** Begin **
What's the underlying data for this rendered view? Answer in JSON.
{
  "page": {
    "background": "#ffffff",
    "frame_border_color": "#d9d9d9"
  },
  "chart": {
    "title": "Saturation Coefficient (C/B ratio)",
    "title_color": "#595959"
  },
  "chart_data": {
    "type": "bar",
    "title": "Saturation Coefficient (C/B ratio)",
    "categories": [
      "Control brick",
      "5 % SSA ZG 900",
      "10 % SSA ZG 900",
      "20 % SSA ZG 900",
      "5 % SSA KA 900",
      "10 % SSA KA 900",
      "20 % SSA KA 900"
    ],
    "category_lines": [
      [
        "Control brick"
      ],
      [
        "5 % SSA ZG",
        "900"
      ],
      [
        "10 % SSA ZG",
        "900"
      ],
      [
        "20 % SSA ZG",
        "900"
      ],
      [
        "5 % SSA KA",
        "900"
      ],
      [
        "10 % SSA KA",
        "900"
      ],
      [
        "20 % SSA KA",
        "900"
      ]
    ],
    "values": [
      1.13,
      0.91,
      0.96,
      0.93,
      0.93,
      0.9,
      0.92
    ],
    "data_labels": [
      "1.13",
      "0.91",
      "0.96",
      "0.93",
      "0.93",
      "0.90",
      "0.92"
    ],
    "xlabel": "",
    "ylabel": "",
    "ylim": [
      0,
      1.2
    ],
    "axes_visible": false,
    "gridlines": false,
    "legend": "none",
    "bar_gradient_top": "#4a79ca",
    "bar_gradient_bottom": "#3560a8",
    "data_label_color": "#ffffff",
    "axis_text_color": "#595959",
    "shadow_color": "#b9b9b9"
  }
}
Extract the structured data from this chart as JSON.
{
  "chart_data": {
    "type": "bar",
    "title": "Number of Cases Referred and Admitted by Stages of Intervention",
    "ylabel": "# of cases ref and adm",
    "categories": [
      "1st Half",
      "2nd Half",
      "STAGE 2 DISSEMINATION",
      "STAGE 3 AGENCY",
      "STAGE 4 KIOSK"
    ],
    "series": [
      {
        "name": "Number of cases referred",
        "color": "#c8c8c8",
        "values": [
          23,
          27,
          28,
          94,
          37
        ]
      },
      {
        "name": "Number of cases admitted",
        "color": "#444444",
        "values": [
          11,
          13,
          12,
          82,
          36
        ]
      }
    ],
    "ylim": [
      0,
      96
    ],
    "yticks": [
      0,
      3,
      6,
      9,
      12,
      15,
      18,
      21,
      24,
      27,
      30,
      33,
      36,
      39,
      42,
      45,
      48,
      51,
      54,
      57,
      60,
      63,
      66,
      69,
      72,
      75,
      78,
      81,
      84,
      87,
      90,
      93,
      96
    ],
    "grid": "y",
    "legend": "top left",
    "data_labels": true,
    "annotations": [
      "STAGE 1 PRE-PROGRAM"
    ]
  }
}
** End **
* WHAT THE TASK ASKS
All lines from the one containing "Extract the structured" through the end of the records, both ends included, are to be quoted exactly; please add nothing else.

* OUTPUT OF THE EXERCISE
Extract the structured data from this chart as JSON.
{
  "chart_data": {
    "type": "bar",
    "title": "Number of Cases Referred and Admitted by Stages of Intervention",
    "ylabel": "# of cases ref and adm",
    "categories": [
      "1st Half",
      "2nd Half",
      "STAGE 2 DISSEMINATION",
      "STAGE 3 AGENCY",
      "STAGE 4 KIOSK"
    ],
    "series": [
      {
        "name": "Number of cases referred",
        "color": "#c8c8c8",
        "values": [
          23,
          27,
          28,
          94,
          37
        ]
      },
      {
        "name": "Number of cases admitted",
        "color": "#444444",
        "values": [
          11,
          13,
          12,
          82,
          36
        ]
      }
    ],
    "ylim": [
      0,
      96
    ],
    "yticks": [
      0,
      3,
      6,
      9,
      12,
      15,
      18,
      21,
      24,
      27,
      30,
      33,
      36,
      39,
      42,
      45,
      48,
      51,
      54,
      57,
      60,
      63,
      66,
      69,
      72,
      75,
      78,
      81,
      84,
      87,
      90,
      93,
      96
    ],
    "grid": "y",
    "legend": "top left",
    "data_labels": true,
    "annotations": [
      "STAGE 1 PRE-PROGRAM"
    ]
  }
}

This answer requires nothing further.